§ Exercise aim
Strip the pictures and reproduce the rest of the listing exactly.

§ Extracted data
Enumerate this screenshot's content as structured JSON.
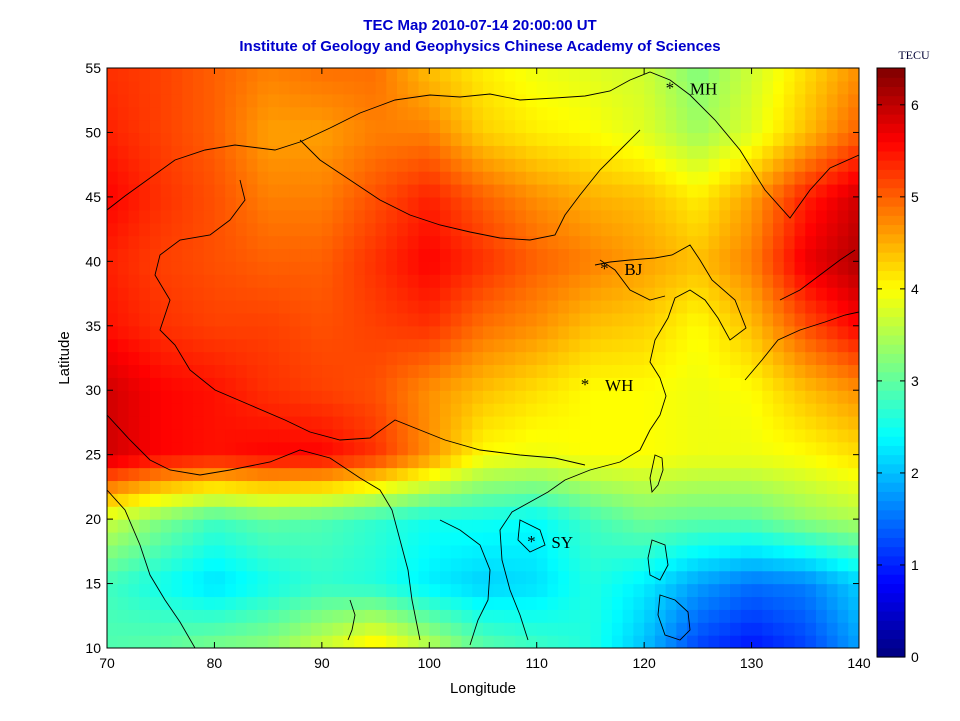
{
  "header": {
    "title": "TEC Map 2010-07-14 20:00:00 UT",
    "subtitle": "Institute of Geology and Geophysics Chinese Academy of Sciences"
  },
  "chart_data": {
    "type": "heatmap",
    "title": "TEC Map 2010-07-14 20:00:00 UT",
    "subtitle": "Institute of Geology and Geophysics Chinese Academy of Sciences",
    "xlabel": "Longitude",
    "ylabel": "Latitude",
    "xlim": [
      70,
      140
    ],
    "ylim": [
      10,
      55
    ],
    "xticks": [
      "70",
      "80",
      "90",
      "100",
      "110",
      "120",
      "130",
      "140"
    ],
    "yticks": [
      "10",
      "15",
      "20",
      "25",
      "30",
      "35",
      "40",
      "45",
      "50",
      "55"
    ],
    "colorbar": {
      "label": "TECU",
      "range": [
        0,
        6.4
      ],
      "ticks": [
        "0",
        "1",
        "2",
        "3",
        "4",
        "5",
        "6"
      ],
      "colormap": "jet"
    },
    "stations": [
      {
        "name": "MH",
        "lon": 122.4,
        "lat": 53.5
      },
      {
        "name": "BJ",
        "lon": 116.3,
        "lat": 39.5
      },
      {
        "name": "WH",
        "lon": 114.5,
        "lat": 30.5
      },
      {
        "name": "SY",
        "lon": 109.5,
        "lat": 18.3
      }
    ],
    "tec_grid": {
      "lon": [
        70,
        75,
        80,
        85,
        90,
        95,
        100,
        105,
        110,
        115,
        120,
        125,
        130,
        135,
        140
      ],
      "lat": [
        55,
        50,
        45,
        40,
        35,
        30,
        25,
        20,
        15,
        10
      ],
      "values": [
        [
          5.3,
          5.2,
          5.0,
          4.8,
          4.9,
          4.9,
          4.4,
          4.1,
          3.9,
          3.8,
          3.7,
          3.2,
          3.7,
          4.2,
          4.7
        ],
        [
          5.4,
          5.2,
          5.0,
          4.6,
          4.6,
          4.8,
          4.8,
          4.3,
          4.1,
          4.0,
          3.8,
          3.4,
          3.8,
          4.4,
          5.0
        ],
        [
          5.6,
          5.3,
          5.1,
          4.8,
          4.8,
          5.1,
          5.4,
          5.0,
          4.7,
          4.5,
          4.4,
          4.1,
          4.6,
          5.4,
          5.9
        ],
        [
          5.4,
          5.2,
          5.1,
          5.0,
          5.0,
          5.3,
          5.6,
          5.3,
          5.0,
          4.8,
          4.6,
          4.4,
          4.8,
          5.7,
          6.1
        ],
        [
          5.5,
          5.3,
          5.2,
          5.2,
          5.1,
          5.2,
          5.3,
          4.9,
          4.7,
          4.4,
          4.3,
          4.0,
          4.4,
          5.1,
          5.6
        ],
        [
          5.9,
          5.6,
          5.5,
          5.3,
          5.2,
          5.1,
          4.7,
          4.4,
          4.2,
          4.0,
          4.0,
          3.9,
          4.0,
          4.4,
          4.7
        ],
        [
          5.9,
          5.6,
          5.5,
          5.6,
          5.6,
          5.3,
          4.7,
          4.0,
          3.9,
          4.0,
          4.0,
          3.9,
          3.9,
          4.0,
          4.2
        ],
        [
          3.7,
          3.2,
          2.8,
          3.0,
          2.9,
          2.7,
          2.5,
          2.5,
          2.4,
          2.8,
          3.1,
          3.0,
          3.0,
          3.3,
          3.5
        ],
        [
          2.8,
          2.5,
          2.2,
          2.5,
          2.7,
          2.6,
          2.3,
          2.1,
          2.2,
          2.6,
          2.3,
          1.8,
          1.5,
          1.6,
          2.1
        ],
        [
          2.9,
          3.0,
          3.2,
          3.3,
          3.7,
          4.2,
          3.6,
          3.0,
          2.8,
          2.6,
          2.0,
          1.2,
          0.9,
          1.2,
          1.8
        ]
      ]
    }
  },
  "colors": {
    "title": "#0000cc",
    "axis": "#000000"
  }
}
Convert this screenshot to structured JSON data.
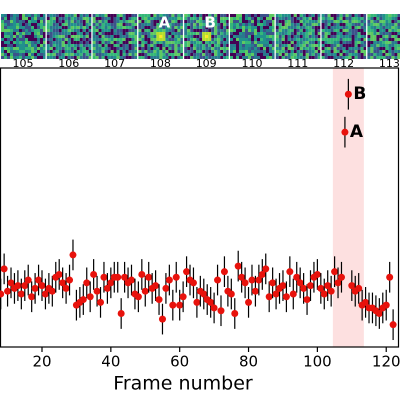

§ Answer for this exercise
Enumerate this screenshot's content as structured JSON.
{
  "header": {
    "title": "TEC Map 2010-07-14 20:00:00 UT",
    "subtitle": "Institute of Geology and Geophysics Chinese Academy of Sciences"
  },
  "chart_data": {
    "type": "heatmap",
    "title": "TEC Map 2010-07-14 20:00:00 UT",
    "subtitle": "Institute of Geology and Geophysics Chinese Academy of Sciences",
    "xlabel": "Longitude",
    "ylabel": "Latitude",
    "xlim": [
      70,
      140
    ],
    "ylim": [
      10,
      55
    ],
    "xticks": [
      "70",
      "80",
      "90",
      "100",
      "110",
      "120",
      "130",
      "140"
    ],
    "yticks": [
      "10",
      "15",
      "20",
      "25",
      "30",
      "35",
      "40",
      "45",
      "50",
      "55"
    ],
    "colorbar": {
      "label": "TECU",
      "range": [
        0,
        6.4
      ],
      "ticks": [
        "0",
        "1",
        "2",
        "3",
        "4",
        "5",
        "6"
      ],
      "colormap": "jet"
    },
    "stations": [
      {
        "name": "MH",
        "lon": 122.4,
        "lat": 53.5
      },
      {
        "name": "BJ",
        "lon": 116.3,
        "lat": 39.5
      },
      {
        "name": "WH",
        "lon": 114.5,
        "lat": 30.5
      },
      {
        "name": "SY",
        "lon": 109.5,
        "lat": 18.3
      }
    ],
    "tec_grid": {
      "lon": [
        70,
        75,
        80,
        85,
        90,
        95,
        100,
        105,
        110,
        115,
        120,
        125,
        130,
        135,
        140
      ],
      "lat": [
        55,
        50,
        45,
        40,
        35,
        30,
        25,
        20,
        15,
        10
      ],
      "values": [
        [
          5.3,
          5.2,
          5.0,
          4.8,
          4.9,
          4.9,
          4.4,
          4.1,
          3.9,
          3.8,
          3.7,
          3.2,
          3.7,
          4.2,
          4.7
        ],
        [
          5.4,
          5.2,
          5.0,
          4.6,
          4.6,
          4.8,
          4.8,
          4.3,
          4.1,
          4.0,
          3.8,
          3.4,
          3.8,
          4.4,
          5.0
        ],
        [
          5.6,
          5.3,
          5.1,
          4.8,
          4.8,
          5.1,
          5.4,
          5.0,
          4.7,
          4.5,
          4.4,
          4.1,
          4.6,
          5.4,
          5.9
        ],
        [
          5.4,
          5.2,
          5.1,
          5.0,
          5.0,
          5.3,
          5.6,
          5.3,
          5.0,
          4.8,
          4.6,
          4.4,
          4.8,
          5.7,
          6.1
        ],
        [
          5.5,
          5.3,
          5.2,
          5.2,
          5.1,
          5.2,
          5.3,
          4.9,
          4.7,
          4.4,
          4.3,
          4.0,
          4.4,
          5.1,
          5.6
        ],
        [
          5.9,
          5.6,
          5.5,
          5.3,
          5.2,
          5.1,
          4.7,
          4.4,
          4.2,
          4.0,
          4.0,
          3.9,
          4.0,
          4.4,
          4.7
        ],
        [
          5.9,
          5.6,
          5.5,
          5.6,
          5.6,
          5.3,
          4.7,
          4.0,
          3.9,
          4.0,
          4.0,
          3.9,
          3.9,
          4.0,
          4.2
        ],
        [
          3.7,
          3.2,
          2.8,
          3.0,
          2.9,
          2.7,
          2.5,
          2.5,
          2.4,
          2.8,
          3.1,
          3.0,
          3.0,
          3.3,
          3.5
        ],
        [
          2.8,
          2.5,
          2.2,
          2.5,
          2.7,
          2.6,
          2.3,
          2.1,
          2.2,
          2.6,
          2.3,
          1.8,
          1.5,
          1.6,
          2.1
        ],
        [
          2.9,
          3.0,
          3.2,
          3.3,
          3.7,
          4.2,
          3.6,
          3.0,
          2.8,
          2.6,
          2.0,
          1.2,
          0.9,
          1.2,
          1.8
        ]
      ]
    }
  },
  "colors": {
    "title": "#0000cc",
    "axis": "#000000"
  }
}
Convert this screenshot to structured JSON data.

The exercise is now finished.